▶ Problem to solve
Reproduce the listing word for word, leaving every picture behind.

Data excerpts

......

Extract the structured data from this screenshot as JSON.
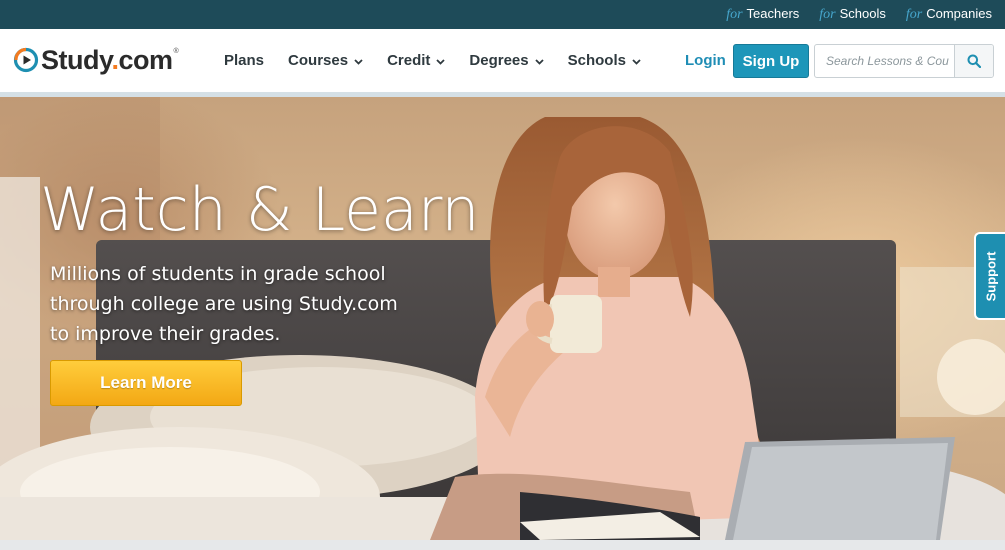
{
  "topbar": {
    "links": [
      {
        "prefix": "for",
        "label": "Teachers"
      },
      {
        "prefix": "for",
        "label": "Schools"
      },
      {
        "prefix": "for",
        "label": "Companies"
      }
    ],
    "background": "#1e4b59",
    "prefix_color": "#46a6cc"
  },
  "header": {
    "logo": {
      "name": "Study",
      "dot": ".",
      "suffix": "com",
      "tm": "®"
    },
    "nav": [
      {
        "label": "Plans",
        "dropdown": false
      },
      {
        "label": "Courses",
        "dropdown": true
      },
      {
        "label": "Credit",
        "dropdown": true
      },
      {
        "label": "Degrees",
        "dropdown": true
      },
      {
        "label": "Schools",
        "dropdown": true
      }
    ],
    "login_label": "Login",
    "signup_label": "Sign Up",
    "search": {
      "placeholder": "Search Lessons & Cou",
      "value": "",
      "icon": "search-icon"
    },
    "accent": "#1d96b9"
  },
  "hero": {
    "title": "Watch & Learn",
    "subtitle_lines": [
      "Millions of students in grade school",
      "through college are using Study.com",
      "to improve their grades."
    ],
    "cta_label": "Learn More",
    "cta_color": "#f6b21e"
  },
  "support": {
    "label": "Support"
  }
}
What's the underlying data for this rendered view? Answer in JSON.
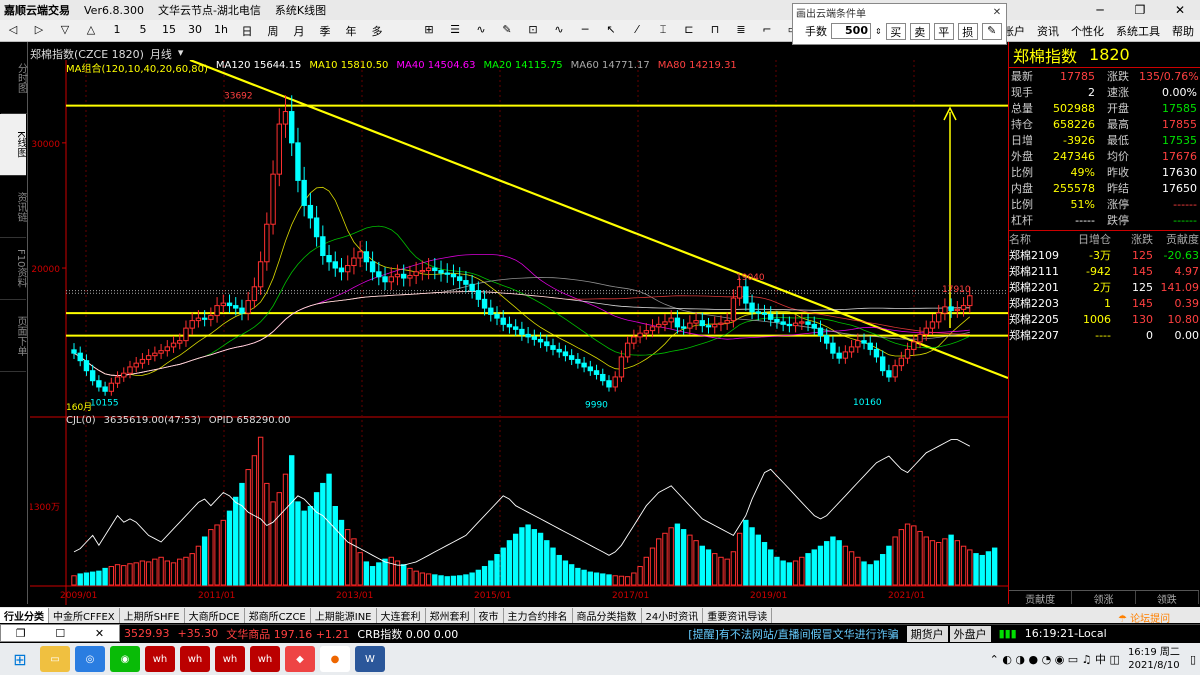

......

▶ Finished answer
Extract the structured data from this screenshot as JSON.
{
  "topbar": {
    "links": [
      {
        "prefix": "for",
        "label": "Teachers"
      },
      {
        "prefix": "for",
        "label": "Schools"
      },
      {
        "prefix": "for",
        "label": "Companies"
      }
    ],
    "background": "#1e4b59",
    "prefix_color": "#46a6cc"
  },
  "header": {
    "logo": {
      "name": "Study",
      "dot": ".",
      "suffix": "com",
      "tm": "®"
    },
    "nav": [
      {
        "label": "Plans",
        "dropdown": false
      },
      {
        "label": "Courses",
        "dropdown": true
      },
      {
        "label": "Credit",
        "dropdown": true
      },
      {
        "label": "Degrees",
        "dropdown": true
      },
      {
        "label": "Schools",
        "dropdown": true
      }
    ],
    "login_label": "Login",
    "signup_label": "Sign Up",
    "search": {
      "placeholder": "Search Lessons & Cou",
      "value": "",
      "icon": "search-icon"
    },
    "accent": "#1d96b9"
  },
  "hero": {
    "title": "Watch & Learn",
    "subtitle_lines": [
      "Millions of students in grade school",
      "through college are using Study.com",
      "to improve their grades."
    ],
    "cta_label": "Learn More",
    "cta_color": "#f6b21e"
  },
  "support": {
    "label": "Support"
  }
}
What's the underlying data for this rendered view? Answer in JSON.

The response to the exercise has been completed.